**** Records for processing ****

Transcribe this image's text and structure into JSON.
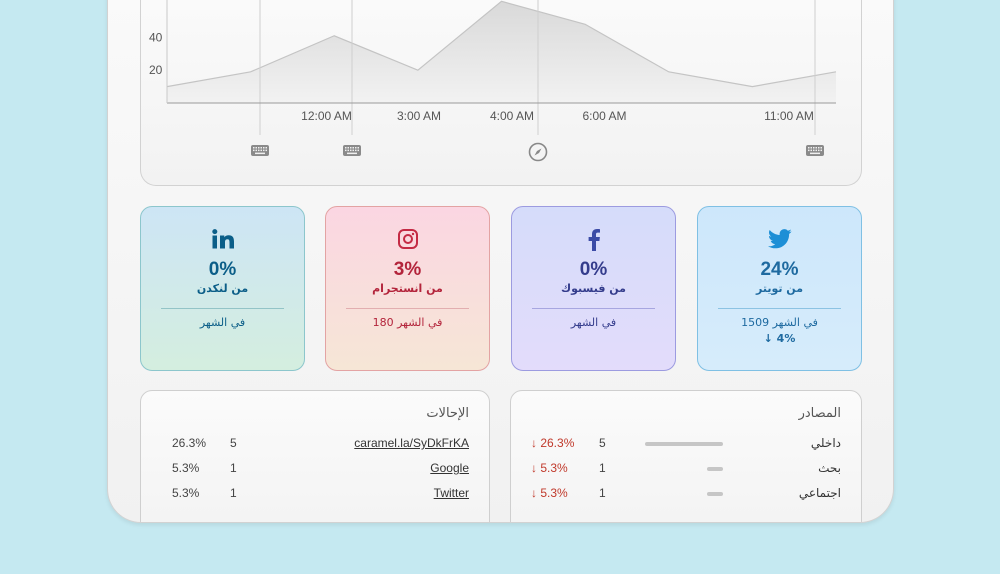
{
  "chart_data": {
    "type": "area",
    "title": "",
    "xlabel": "",
    "ylabel": "",
    "y_ticks": [
      "20",
      "40"
    ],
    "x_tick_labels": [
      "12:00 AM",
      "3:00 AM",
      "4:00 AM",
      "6:00 AM",
      "11:00 AM"
    ],
    "ylim": [
      0,
      75
    ],
    "points": [
      {
        "x": 0,
        "y": 10
      },
      {
        "x": 1,
        "y": 19
      },
      {
        "x": 2,
        "y": 41
      },
      {
        "x": 3,
        "y": 20
      },
      {
        "x": 4,
        "y": 62
      },
      {
        "x": 5,
        "y": 48
      },
      {
        "x": 6,
        "y": 19
      },
      {
        "x": 7,
        "y": 10
      },
      {
        "x": 8,
        "y": 19
      }
    ],
    "grid": false
  },
  "markers": [
    {
      "icon": "keyboard-icon"
    },
    {
      "icon": "keyboard-icon"
    },
    {
      "icon": "compass-icon"
    },
    {
      "icon": "keyboard-icon"
    }
  ],
  "stats": {
    "twitter": {
      "icon": "twitter-icon",
      "value": "24%",
      "label": "من تويتر",
      "month": "1509 في الشهر",
      "trend": "↓ 4%",
      "color": "#1e6aa0"
    },
    "facebook": {
      "icon": "facebook-icon",
      "value": "0%",
      "label": "من فيسبوك",
      "month": "في الشهر",
      "color": "#343c8c"
    },
    "instagram": {
      "icon": "instagram-icon",
      "value": "3%",
      "label": "من انستجرام",
      "month": "180 في الشهر",
      "color": "#b3243b"
    },
    "linkedin": {
      "icon": "linkedin-icon",
      "value": "0%",
      "label": "من لنكدن",
      "month": "في الشهر",
      "color": "#0b5e88"
    }
  },
  "sources": {
    "title": "المصادر",
    "rows": [
      {
        "name": "داخلي",
        "count": "5",
        "percent": "↓ 26.3%",
        "share": 0.263
      },
      {
        "name": "بحث",
        "count": "1",
        "percent": "↓ 5.3%",
        "share": 0.053
      },
      {
        "name": "اجتماعي",
        "count": "1",
        "percent": "↓ 5.3%",
        "share": 0.053
      }
    ]
  },
  "referrals": {
    "title": "الإحالات",
    "rows": [
      {
        "link": "caramel.la/SyDkFrKA",
        "count": "5",
        "percent": "26.3%"
      },
      {
        "link": "Google",
        "count": "1",
        "percent": "5.3%"
      },
      {
        "link": "Twitter",
        "count": "1",
        "percent": "5.3%"
      }
    ]
  }
}
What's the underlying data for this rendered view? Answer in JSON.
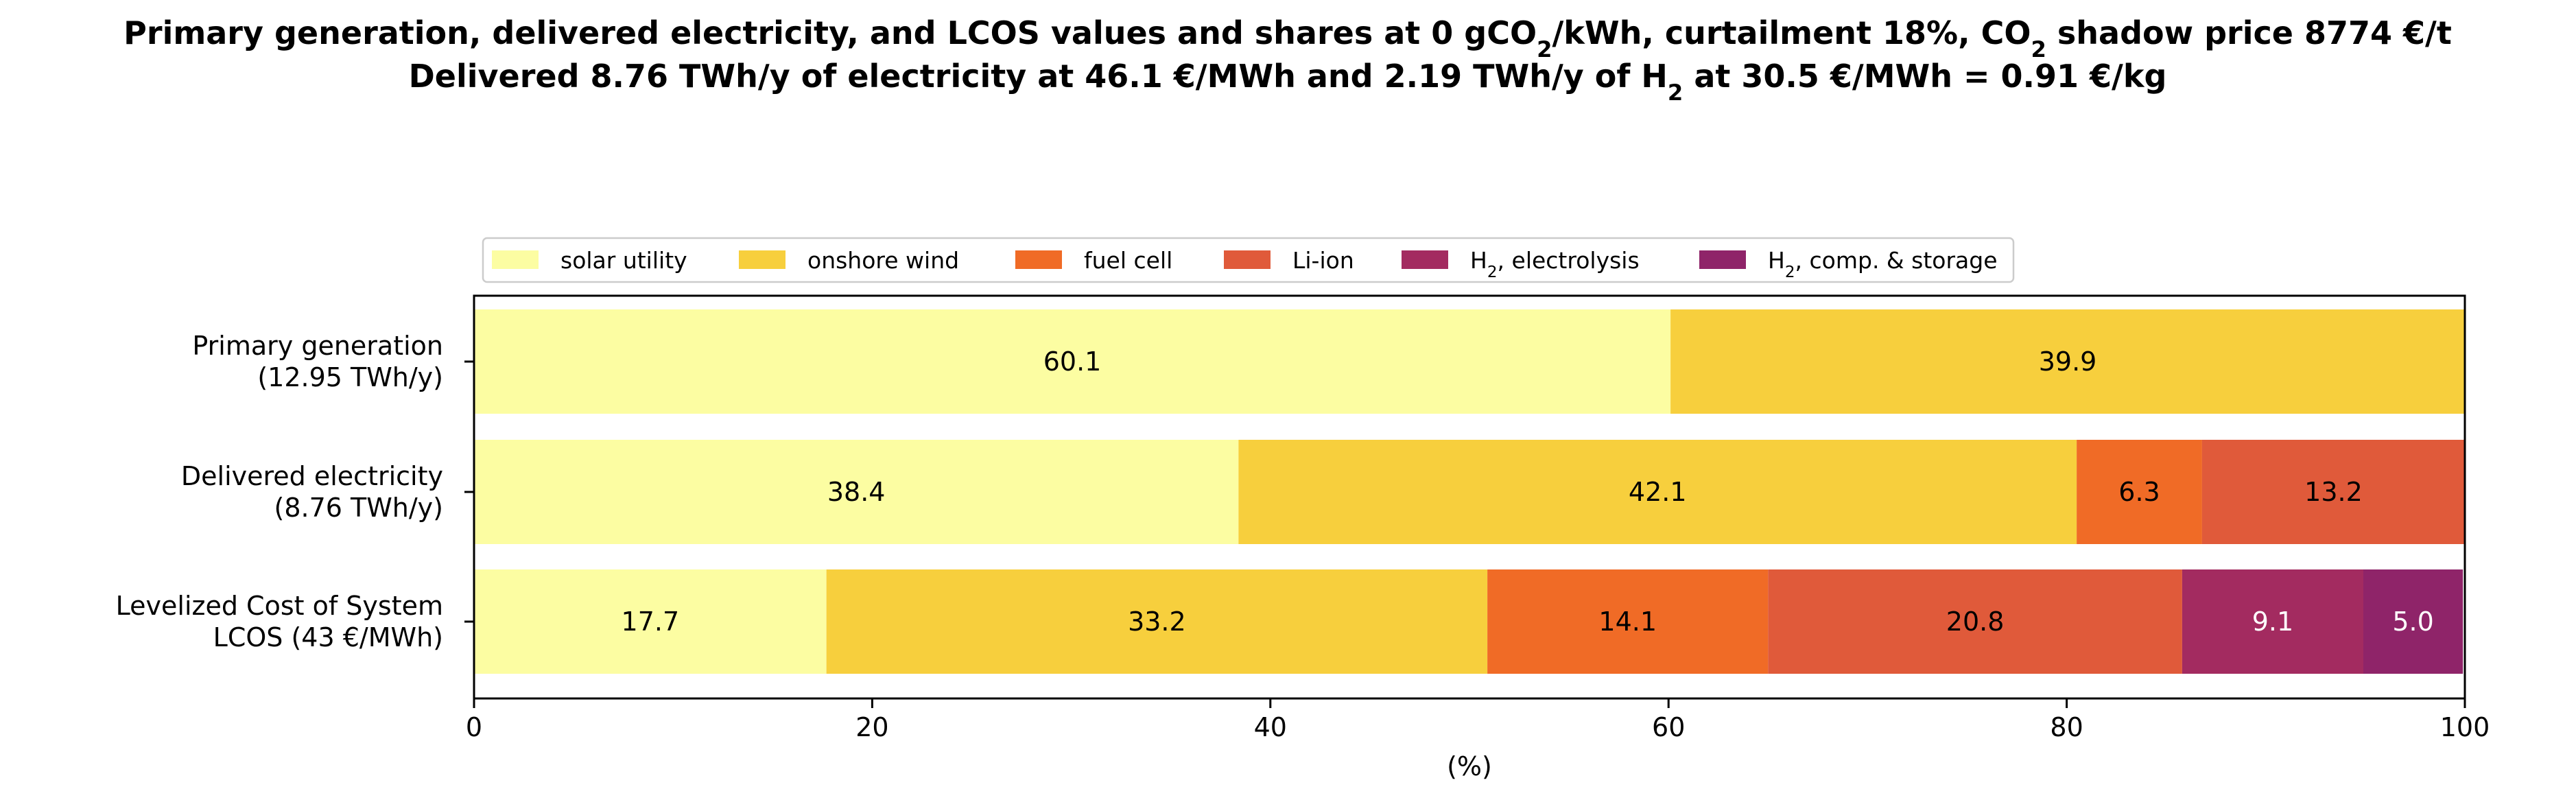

****

_Task statement_: Where a line of the material above holds the string "الشهر", copy that line.

_Solution to this task_:
      "month": "1509 في الشهر",
      "month": "في الشهر",
      "month": "180 في الشهر",
      "month": "في الشهر",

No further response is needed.